MATERIAL SHOWN -

════════

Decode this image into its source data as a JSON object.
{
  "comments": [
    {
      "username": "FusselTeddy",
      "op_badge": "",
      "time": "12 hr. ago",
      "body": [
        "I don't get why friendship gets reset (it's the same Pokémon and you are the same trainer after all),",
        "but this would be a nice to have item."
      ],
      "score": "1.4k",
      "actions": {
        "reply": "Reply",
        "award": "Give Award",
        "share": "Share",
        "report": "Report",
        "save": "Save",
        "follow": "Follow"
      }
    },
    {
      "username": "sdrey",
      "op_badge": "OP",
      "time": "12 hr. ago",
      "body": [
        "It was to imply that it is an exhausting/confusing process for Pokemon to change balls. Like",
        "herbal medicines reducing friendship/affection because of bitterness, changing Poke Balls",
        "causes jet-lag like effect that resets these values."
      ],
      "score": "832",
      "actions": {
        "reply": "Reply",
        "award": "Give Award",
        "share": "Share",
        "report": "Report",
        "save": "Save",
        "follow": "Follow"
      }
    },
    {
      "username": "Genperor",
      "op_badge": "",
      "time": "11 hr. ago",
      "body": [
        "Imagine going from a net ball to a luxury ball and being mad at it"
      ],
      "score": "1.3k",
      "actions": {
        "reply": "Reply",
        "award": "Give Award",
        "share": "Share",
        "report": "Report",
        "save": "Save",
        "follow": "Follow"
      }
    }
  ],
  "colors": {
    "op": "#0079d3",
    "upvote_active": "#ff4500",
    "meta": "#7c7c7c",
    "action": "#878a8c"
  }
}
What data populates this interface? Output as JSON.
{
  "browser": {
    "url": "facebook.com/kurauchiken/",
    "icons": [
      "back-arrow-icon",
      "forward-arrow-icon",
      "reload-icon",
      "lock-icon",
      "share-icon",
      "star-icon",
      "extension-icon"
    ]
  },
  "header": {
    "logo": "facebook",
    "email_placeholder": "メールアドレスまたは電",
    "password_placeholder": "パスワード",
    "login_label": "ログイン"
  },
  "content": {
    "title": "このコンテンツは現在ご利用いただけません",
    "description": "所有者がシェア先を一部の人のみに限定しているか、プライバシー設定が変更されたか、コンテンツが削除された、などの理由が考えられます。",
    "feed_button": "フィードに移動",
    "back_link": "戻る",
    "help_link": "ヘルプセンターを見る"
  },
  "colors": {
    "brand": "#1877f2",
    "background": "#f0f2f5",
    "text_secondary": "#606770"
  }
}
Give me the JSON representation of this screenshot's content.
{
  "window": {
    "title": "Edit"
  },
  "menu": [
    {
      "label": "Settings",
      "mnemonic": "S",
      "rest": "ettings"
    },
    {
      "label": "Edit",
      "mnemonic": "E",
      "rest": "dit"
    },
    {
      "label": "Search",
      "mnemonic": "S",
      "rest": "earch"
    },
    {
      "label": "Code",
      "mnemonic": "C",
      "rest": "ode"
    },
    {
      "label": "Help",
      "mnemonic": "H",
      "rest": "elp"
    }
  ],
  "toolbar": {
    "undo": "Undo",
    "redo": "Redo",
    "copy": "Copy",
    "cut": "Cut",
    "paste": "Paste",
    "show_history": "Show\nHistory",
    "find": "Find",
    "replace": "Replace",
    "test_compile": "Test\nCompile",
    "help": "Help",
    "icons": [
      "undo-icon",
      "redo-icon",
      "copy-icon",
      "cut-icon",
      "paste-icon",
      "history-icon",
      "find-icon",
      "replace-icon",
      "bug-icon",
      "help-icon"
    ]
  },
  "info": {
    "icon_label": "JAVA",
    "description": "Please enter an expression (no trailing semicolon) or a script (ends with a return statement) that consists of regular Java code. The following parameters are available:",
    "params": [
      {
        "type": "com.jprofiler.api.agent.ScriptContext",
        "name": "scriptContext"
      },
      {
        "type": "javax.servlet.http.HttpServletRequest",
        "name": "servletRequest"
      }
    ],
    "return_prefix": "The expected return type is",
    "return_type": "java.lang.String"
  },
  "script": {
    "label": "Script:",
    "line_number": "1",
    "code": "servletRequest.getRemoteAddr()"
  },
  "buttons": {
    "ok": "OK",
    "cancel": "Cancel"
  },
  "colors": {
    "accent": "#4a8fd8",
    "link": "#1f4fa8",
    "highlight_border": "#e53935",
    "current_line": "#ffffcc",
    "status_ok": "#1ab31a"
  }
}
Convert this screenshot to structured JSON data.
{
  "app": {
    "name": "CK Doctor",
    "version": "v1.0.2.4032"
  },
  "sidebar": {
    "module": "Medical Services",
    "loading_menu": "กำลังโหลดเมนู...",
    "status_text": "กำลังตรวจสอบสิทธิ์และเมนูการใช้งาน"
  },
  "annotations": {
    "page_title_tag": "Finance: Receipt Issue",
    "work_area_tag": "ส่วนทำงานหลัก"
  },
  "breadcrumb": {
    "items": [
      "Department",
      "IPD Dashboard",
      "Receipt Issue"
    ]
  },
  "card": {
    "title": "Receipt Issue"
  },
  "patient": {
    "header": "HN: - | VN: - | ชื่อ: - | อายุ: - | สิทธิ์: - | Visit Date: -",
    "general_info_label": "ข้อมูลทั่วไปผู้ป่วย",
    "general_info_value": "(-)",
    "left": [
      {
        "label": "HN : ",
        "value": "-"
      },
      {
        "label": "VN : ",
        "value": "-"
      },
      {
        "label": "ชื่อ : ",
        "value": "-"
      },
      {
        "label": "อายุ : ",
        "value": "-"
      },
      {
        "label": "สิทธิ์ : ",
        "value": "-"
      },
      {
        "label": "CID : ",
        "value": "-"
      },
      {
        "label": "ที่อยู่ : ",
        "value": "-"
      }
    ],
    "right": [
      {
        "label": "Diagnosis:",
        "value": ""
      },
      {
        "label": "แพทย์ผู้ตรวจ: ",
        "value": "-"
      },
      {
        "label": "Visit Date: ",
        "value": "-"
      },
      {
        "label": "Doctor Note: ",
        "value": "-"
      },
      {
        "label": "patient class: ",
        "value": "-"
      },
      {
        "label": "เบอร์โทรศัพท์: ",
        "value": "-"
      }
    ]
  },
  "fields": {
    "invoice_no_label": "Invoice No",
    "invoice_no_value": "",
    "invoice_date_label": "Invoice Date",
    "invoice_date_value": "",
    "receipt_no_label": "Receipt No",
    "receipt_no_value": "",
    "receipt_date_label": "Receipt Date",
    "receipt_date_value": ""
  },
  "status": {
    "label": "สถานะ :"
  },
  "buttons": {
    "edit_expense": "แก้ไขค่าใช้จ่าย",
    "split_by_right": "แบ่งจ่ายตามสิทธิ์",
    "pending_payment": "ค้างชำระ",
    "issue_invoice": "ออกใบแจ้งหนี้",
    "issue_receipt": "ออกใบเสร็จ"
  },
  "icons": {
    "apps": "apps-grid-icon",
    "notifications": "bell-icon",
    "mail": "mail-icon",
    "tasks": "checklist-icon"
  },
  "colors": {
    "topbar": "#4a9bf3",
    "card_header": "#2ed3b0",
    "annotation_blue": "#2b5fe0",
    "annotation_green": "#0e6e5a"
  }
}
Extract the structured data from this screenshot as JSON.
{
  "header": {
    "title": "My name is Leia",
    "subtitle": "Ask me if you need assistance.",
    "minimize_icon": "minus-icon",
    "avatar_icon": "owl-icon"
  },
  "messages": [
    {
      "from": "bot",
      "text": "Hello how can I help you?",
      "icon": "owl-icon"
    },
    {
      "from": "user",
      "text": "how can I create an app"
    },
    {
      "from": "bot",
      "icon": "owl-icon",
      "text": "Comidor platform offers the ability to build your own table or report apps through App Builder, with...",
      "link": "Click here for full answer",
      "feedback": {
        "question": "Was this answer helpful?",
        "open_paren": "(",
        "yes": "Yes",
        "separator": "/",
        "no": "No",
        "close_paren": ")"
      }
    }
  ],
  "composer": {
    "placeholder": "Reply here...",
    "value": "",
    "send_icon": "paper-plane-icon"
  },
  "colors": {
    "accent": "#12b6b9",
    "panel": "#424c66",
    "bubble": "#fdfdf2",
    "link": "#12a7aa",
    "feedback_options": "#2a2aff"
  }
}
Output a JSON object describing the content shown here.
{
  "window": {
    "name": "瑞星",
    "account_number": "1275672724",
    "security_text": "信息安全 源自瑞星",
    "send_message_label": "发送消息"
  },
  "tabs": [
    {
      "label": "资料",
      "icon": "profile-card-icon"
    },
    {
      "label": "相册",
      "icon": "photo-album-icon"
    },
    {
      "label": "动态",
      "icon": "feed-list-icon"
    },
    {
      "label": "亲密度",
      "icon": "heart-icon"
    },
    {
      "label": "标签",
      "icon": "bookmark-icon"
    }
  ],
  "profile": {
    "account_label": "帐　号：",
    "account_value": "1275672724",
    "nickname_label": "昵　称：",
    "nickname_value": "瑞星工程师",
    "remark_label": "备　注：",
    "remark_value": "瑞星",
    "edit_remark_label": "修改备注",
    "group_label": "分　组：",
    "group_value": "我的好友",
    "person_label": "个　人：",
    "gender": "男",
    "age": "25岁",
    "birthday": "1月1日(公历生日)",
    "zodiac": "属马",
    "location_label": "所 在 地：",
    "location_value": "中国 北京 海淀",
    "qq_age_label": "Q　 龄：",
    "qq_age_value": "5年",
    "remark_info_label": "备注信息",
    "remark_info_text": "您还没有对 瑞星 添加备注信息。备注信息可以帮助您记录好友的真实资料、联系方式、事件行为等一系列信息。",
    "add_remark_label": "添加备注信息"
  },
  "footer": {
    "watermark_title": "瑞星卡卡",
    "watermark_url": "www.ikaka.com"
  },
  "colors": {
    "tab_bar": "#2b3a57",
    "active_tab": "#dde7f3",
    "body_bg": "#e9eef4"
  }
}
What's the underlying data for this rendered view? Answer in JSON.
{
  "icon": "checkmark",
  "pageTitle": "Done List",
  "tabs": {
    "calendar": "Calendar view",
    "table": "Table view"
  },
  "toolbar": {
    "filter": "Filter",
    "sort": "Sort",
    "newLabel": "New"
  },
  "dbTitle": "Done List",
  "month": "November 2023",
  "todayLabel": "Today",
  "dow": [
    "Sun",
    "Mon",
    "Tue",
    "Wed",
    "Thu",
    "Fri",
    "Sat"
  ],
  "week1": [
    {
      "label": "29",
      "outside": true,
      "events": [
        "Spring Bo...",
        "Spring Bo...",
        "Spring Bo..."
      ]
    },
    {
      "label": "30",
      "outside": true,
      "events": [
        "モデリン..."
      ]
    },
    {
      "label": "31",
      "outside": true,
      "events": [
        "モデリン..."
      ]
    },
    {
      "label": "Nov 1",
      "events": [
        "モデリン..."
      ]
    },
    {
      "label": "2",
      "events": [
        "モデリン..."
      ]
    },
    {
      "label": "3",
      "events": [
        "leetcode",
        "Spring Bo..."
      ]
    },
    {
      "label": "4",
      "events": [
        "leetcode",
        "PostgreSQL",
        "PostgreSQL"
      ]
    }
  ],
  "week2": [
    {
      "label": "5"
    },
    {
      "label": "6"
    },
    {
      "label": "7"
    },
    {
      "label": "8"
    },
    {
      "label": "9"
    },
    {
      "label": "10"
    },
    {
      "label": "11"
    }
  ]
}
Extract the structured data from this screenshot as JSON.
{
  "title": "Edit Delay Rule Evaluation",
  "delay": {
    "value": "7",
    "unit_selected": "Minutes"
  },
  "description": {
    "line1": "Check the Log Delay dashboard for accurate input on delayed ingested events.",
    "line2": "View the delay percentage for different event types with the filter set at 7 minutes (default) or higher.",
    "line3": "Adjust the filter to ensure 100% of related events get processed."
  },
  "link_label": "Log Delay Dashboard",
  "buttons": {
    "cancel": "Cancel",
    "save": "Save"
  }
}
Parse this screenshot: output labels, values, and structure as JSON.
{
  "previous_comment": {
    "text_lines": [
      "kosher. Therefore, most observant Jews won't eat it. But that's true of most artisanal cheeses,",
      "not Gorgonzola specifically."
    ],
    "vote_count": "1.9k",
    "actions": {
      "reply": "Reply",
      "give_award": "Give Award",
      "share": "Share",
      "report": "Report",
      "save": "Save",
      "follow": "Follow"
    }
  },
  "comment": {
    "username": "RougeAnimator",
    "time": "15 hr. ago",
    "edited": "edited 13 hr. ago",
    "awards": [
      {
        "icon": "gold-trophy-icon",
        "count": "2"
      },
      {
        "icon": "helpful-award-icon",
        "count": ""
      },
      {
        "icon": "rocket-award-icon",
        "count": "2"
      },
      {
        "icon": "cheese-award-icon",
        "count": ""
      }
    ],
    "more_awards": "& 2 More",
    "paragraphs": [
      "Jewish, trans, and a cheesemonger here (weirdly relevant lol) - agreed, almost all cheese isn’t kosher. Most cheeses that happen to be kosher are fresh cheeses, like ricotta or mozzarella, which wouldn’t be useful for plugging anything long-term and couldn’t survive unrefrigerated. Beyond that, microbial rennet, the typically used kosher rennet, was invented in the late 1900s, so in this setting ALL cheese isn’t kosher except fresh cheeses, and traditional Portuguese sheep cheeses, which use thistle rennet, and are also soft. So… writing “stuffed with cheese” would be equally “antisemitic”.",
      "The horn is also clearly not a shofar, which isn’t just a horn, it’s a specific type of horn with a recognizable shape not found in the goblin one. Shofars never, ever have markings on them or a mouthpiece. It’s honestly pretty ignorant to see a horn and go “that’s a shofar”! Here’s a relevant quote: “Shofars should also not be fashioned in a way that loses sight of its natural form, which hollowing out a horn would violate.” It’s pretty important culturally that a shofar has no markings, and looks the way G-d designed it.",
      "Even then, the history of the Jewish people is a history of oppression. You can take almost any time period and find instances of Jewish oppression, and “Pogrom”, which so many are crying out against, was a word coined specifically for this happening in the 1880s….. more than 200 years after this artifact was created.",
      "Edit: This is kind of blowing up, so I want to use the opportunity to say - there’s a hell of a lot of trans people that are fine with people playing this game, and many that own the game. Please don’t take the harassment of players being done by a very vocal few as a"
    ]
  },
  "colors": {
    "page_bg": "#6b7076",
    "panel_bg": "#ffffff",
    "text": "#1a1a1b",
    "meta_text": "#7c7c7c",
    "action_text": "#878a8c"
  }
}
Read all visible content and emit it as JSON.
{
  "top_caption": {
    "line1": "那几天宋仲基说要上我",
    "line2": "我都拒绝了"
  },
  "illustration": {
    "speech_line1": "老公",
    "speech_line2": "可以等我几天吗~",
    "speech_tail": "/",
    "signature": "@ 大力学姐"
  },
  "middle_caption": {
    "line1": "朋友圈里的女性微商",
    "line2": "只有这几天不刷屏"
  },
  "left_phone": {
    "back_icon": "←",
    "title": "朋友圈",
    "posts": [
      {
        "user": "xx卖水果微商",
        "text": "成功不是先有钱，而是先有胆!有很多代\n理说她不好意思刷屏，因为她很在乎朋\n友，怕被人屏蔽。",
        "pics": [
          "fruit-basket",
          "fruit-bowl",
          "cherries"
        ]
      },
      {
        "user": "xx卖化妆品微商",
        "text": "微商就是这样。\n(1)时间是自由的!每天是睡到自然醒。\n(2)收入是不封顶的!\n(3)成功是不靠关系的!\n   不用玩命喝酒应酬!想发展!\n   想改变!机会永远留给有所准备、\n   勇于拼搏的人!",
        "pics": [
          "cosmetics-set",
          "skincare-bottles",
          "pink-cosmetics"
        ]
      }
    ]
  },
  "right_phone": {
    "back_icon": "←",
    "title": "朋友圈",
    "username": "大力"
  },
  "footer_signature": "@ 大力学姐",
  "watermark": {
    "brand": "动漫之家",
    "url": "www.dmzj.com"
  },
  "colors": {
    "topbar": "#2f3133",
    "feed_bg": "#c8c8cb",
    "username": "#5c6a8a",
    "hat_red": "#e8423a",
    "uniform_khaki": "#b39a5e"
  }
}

════════

Exactly repeat the lines from the line that contains "Read all visible content and emit it as JSON." to the end of the entries, both included, and leave out all other lines.

OUTPUT -
Read all visible content and emit it as JSON.
{
  "top_caption": {
    "line1": "那几天宋仲基说要上我",
    "line2": "我都拒绝了"
  },
  "illustration": {
    "speech_line1": "老公",
    "speech_line2": "可以等我几天吗~",
    "speech_tail": "/",
    "signature": "@ 大力学姐"
  },
  "middle_caption": {
    "line1": "朋友圈里的女性微商",
    "line2": "只有这几天不刷屏"
  },
  "left_phone": {
    "back_icon": "←",
    "title": "朋友圈",
    "posts": [
      {
        "user": "xx卖水果微商",
        "text": "成功不是先有钱，而是先有胆!有很多代\n理说她不好意思刷屏，因为她很在乎朋\n友，怕被人屏蔽。",
        "pics": [
          "fruit-basket",
          "fruit-bowl",
          "cherries"
        ]
      },
      {
        "user": "xx卖化妆品微商",
        "text": "微商就是这样。\n(1)时间是自由的!每天是睡到自然醒。\n(2)收入是不封顶的!\n(3)成功是不靠关系的!\n   不用玩命喝酒应酬!想发展!\n   想改变!机会永远留给有所准备、\n   勇于拼搏的人!",
        "pics": [
          "cosmetics-set",
          "skincare-bottles",
          "pink-cosmetics"
        ]
      }
    ]
  },
  "right_phone": {
    "back_icon": "←",
    "title": "朋友圈",
    "username": "大力"
  },
  "footer_signature": "@ 大力学姐",
  "watermark": {
    "brand": "动漫之家",
    "url": "www.dmzj.com"
  },
  "colors": {
    "topbar": "#2f3133",
    "feed_bg": "#c8c8cb",
    "username": "#5c6a8a",
    "hat_red": "#e8423a",
    "uniform_khaki": "#b39a5e"
  }
}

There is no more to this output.